--- Set exercise ---
Copy every line in the records below that contains the word "JSON".

== Data records ==

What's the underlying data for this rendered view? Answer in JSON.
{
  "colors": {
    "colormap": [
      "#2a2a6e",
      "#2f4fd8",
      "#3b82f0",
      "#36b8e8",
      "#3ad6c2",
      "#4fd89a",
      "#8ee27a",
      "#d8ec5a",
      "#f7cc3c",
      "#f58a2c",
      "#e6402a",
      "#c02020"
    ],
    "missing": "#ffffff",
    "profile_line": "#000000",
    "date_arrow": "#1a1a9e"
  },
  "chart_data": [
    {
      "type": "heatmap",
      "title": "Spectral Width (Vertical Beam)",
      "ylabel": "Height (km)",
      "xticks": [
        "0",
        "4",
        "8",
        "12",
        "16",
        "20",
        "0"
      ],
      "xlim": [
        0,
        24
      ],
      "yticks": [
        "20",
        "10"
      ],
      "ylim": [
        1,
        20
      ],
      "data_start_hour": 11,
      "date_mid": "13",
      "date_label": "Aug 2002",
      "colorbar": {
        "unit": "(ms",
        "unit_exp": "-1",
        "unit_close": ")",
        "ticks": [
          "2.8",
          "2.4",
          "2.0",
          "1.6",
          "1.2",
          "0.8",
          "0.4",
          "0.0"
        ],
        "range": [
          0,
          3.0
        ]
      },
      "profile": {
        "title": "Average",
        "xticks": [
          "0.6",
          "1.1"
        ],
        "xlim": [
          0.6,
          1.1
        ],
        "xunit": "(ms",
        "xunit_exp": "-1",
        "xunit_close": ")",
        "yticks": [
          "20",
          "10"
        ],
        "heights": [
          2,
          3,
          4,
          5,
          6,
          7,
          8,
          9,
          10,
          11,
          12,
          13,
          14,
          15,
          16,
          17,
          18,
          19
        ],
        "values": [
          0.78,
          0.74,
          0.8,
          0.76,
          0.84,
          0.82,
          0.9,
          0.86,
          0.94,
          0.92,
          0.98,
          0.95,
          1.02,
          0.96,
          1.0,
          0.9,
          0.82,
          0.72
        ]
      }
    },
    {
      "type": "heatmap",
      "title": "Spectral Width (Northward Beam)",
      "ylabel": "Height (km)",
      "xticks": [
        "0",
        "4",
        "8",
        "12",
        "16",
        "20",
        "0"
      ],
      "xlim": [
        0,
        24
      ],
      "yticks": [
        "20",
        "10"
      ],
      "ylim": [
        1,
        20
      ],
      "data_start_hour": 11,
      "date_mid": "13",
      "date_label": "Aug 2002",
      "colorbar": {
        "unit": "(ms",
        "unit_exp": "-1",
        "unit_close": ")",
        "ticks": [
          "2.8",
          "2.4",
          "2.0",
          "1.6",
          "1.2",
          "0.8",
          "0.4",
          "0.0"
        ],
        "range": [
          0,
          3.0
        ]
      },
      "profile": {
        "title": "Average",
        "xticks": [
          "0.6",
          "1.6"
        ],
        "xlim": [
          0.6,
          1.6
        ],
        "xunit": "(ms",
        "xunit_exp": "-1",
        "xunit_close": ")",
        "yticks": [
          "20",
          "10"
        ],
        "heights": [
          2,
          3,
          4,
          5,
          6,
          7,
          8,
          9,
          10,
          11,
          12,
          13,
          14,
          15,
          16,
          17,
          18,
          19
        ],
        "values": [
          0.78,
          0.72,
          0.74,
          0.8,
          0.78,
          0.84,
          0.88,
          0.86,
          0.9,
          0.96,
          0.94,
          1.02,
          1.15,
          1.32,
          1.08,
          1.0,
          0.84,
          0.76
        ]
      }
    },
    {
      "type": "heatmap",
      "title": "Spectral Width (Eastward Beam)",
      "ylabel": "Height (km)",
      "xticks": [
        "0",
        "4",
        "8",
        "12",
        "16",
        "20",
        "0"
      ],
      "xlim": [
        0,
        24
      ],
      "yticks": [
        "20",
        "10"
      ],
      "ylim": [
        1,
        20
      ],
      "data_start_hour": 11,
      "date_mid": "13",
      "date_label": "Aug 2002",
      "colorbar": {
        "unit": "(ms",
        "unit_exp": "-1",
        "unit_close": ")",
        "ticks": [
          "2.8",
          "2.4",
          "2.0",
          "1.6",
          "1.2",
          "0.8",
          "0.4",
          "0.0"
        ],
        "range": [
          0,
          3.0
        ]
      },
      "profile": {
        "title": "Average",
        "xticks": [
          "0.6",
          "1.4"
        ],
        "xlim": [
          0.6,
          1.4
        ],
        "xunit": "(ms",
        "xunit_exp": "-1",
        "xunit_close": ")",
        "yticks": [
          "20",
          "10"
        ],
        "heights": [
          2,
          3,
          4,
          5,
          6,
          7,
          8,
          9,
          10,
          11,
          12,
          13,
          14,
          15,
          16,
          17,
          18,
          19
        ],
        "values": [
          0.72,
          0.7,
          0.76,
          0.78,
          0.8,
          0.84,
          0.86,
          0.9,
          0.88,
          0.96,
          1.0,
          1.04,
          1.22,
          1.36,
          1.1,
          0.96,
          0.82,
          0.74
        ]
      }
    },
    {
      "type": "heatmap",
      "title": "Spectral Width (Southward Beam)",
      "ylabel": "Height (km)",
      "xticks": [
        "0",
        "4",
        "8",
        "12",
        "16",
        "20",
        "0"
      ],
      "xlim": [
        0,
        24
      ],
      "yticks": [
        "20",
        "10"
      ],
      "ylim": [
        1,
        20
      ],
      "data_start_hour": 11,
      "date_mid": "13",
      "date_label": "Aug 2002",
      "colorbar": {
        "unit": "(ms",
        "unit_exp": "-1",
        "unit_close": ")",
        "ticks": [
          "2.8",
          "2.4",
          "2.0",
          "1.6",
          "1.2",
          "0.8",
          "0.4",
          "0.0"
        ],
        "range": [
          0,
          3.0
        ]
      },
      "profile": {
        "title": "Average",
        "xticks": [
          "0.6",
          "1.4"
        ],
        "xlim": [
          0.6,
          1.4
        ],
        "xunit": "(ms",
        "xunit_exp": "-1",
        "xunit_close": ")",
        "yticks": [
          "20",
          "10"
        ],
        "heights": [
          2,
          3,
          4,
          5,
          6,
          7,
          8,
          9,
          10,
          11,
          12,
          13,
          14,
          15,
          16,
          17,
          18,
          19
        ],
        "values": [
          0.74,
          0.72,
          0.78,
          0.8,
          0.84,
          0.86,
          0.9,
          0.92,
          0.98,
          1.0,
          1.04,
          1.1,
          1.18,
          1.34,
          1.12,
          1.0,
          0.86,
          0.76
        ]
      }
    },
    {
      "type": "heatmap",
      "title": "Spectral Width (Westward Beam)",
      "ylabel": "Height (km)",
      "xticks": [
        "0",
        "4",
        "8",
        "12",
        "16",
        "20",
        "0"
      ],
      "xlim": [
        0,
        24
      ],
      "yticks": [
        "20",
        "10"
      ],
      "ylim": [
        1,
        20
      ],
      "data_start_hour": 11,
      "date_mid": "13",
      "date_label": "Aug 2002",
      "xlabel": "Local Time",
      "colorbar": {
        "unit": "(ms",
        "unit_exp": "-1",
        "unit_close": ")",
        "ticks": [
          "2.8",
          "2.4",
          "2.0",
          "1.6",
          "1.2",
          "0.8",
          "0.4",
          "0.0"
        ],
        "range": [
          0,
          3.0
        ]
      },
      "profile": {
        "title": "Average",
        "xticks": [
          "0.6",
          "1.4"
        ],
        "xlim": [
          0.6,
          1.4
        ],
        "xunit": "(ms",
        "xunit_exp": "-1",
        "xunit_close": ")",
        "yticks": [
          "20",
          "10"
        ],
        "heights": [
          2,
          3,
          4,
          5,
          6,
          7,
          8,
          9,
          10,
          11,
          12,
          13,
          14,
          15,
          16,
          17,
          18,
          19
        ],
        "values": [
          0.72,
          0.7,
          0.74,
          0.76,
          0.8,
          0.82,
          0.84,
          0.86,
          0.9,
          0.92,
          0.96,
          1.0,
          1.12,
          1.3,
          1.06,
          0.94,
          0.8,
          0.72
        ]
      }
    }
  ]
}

===
== Data records ==

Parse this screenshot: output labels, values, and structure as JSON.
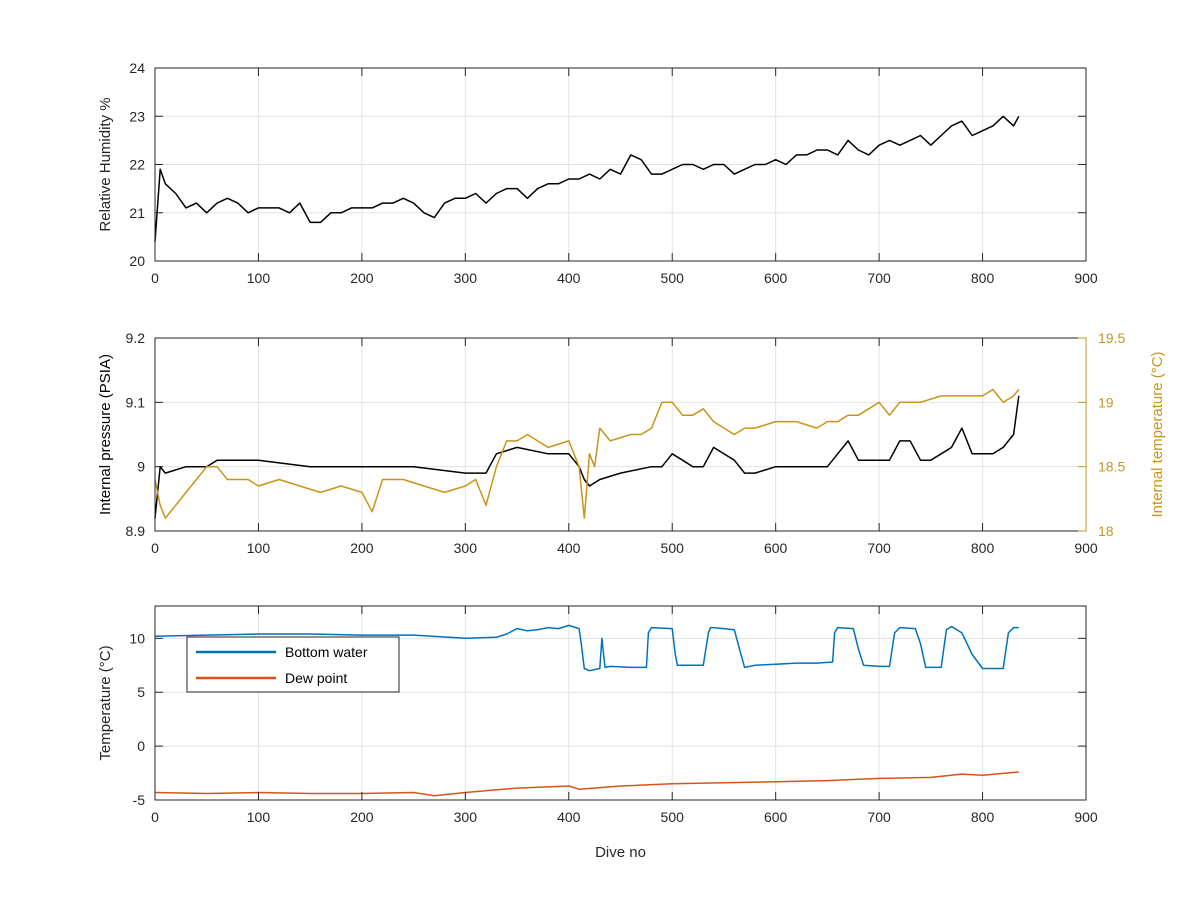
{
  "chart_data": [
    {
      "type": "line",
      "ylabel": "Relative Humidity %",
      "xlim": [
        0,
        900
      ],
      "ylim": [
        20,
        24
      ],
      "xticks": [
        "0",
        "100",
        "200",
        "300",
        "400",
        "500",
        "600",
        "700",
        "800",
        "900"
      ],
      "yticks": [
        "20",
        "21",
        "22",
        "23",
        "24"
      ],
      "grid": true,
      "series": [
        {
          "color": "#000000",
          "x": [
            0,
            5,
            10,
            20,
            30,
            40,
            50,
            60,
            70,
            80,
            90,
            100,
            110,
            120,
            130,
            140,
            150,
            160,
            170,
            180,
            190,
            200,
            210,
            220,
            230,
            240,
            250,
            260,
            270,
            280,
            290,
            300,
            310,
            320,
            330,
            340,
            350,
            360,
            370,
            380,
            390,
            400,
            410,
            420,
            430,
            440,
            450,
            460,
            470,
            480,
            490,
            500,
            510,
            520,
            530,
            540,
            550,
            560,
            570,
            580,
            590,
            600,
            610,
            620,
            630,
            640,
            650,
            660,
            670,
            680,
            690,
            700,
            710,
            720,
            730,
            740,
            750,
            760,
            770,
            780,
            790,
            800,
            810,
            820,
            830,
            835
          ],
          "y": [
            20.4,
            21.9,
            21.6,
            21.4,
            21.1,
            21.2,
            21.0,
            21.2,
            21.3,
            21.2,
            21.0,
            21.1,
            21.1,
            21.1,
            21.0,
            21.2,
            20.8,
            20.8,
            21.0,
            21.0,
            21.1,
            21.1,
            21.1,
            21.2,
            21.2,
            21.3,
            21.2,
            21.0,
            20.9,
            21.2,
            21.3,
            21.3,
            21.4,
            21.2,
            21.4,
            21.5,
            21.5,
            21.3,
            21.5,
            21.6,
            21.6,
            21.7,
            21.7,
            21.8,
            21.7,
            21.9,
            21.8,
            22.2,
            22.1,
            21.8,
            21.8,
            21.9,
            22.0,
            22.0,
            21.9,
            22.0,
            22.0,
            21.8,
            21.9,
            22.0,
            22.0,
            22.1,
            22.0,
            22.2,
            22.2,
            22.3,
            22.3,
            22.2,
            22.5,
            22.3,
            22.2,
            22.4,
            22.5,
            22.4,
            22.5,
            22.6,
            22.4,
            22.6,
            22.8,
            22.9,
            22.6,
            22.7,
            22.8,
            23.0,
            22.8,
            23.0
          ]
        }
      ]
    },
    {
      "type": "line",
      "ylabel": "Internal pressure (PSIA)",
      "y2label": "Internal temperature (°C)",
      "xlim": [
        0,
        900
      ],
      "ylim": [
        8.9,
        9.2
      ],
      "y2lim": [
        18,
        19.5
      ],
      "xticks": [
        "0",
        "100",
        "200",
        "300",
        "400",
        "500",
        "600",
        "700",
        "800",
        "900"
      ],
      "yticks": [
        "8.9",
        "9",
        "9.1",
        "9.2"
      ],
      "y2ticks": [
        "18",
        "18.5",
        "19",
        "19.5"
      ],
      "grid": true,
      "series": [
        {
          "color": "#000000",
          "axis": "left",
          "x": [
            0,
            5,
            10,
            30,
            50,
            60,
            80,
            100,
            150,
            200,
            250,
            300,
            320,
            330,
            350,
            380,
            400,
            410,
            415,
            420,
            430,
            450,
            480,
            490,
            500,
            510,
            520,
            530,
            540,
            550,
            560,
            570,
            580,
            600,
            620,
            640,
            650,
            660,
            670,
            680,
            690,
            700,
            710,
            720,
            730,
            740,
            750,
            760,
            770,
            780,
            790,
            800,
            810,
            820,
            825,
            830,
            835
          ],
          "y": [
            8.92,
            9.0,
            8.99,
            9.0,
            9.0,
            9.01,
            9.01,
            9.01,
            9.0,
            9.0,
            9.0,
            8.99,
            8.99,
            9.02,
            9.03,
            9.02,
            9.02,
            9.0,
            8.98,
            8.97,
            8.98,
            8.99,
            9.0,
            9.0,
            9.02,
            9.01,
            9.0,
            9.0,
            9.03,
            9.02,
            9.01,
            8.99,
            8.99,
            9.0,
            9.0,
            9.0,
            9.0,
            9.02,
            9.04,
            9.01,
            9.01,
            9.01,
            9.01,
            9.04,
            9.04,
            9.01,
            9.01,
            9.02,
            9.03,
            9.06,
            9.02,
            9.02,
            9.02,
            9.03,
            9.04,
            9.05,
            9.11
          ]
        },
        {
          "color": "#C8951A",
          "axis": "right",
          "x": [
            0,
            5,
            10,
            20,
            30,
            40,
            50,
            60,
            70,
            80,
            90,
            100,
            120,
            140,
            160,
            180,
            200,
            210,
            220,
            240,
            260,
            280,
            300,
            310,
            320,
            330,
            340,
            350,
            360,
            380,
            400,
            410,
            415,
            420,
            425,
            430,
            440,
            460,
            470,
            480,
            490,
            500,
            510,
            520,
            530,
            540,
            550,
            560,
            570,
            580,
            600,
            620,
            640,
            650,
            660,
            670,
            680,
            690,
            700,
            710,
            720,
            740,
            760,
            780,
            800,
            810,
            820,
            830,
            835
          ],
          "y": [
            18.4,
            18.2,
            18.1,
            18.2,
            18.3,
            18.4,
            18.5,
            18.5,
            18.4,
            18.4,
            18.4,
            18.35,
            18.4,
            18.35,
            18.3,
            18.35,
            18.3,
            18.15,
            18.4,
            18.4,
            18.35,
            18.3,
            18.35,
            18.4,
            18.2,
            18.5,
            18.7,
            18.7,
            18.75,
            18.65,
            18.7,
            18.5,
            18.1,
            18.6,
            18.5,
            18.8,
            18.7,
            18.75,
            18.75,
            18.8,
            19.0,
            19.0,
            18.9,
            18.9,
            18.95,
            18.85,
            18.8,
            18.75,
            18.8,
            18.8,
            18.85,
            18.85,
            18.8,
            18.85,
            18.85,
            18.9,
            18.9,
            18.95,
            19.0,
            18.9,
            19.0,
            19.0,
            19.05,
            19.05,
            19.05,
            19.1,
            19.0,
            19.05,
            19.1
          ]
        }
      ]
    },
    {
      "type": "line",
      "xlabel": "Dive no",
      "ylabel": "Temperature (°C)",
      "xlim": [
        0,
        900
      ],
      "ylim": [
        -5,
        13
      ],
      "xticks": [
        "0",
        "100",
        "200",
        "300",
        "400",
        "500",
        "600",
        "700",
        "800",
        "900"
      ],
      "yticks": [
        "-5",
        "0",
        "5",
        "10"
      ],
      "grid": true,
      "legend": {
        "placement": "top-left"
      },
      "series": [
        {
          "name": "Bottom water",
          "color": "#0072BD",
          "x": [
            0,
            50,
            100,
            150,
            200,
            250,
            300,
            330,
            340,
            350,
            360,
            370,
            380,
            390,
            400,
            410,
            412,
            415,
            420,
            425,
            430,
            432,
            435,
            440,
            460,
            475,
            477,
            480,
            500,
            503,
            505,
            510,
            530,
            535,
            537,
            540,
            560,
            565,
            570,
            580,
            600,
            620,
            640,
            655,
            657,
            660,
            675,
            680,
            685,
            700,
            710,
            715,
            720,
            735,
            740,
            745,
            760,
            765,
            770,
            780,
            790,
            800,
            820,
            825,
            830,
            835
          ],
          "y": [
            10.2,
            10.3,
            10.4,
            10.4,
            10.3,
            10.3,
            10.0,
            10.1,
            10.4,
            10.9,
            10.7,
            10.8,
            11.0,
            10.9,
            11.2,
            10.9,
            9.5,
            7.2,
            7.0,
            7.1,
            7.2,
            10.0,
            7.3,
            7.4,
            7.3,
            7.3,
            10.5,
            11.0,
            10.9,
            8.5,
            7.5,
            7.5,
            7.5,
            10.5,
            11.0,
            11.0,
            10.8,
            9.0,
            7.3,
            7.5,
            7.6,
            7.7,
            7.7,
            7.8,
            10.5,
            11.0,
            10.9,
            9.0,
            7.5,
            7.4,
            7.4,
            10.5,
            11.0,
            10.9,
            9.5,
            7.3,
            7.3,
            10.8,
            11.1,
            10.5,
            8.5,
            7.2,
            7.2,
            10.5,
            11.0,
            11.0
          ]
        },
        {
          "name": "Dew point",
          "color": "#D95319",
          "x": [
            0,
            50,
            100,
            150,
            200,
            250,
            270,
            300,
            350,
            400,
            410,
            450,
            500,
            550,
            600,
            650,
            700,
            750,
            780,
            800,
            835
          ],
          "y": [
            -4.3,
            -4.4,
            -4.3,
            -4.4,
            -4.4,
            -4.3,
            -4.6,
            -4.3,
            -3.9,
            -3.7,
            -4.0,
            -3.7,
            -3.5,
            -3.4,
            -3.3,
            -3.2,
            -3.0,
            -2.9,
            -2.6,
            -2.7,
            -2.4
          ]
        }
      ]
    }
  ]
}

===

--- Full solution ---
What's the underlying data for this rendered view? Answer in JSON.
Parse this screenshot: output labels, values, and structure as JSON.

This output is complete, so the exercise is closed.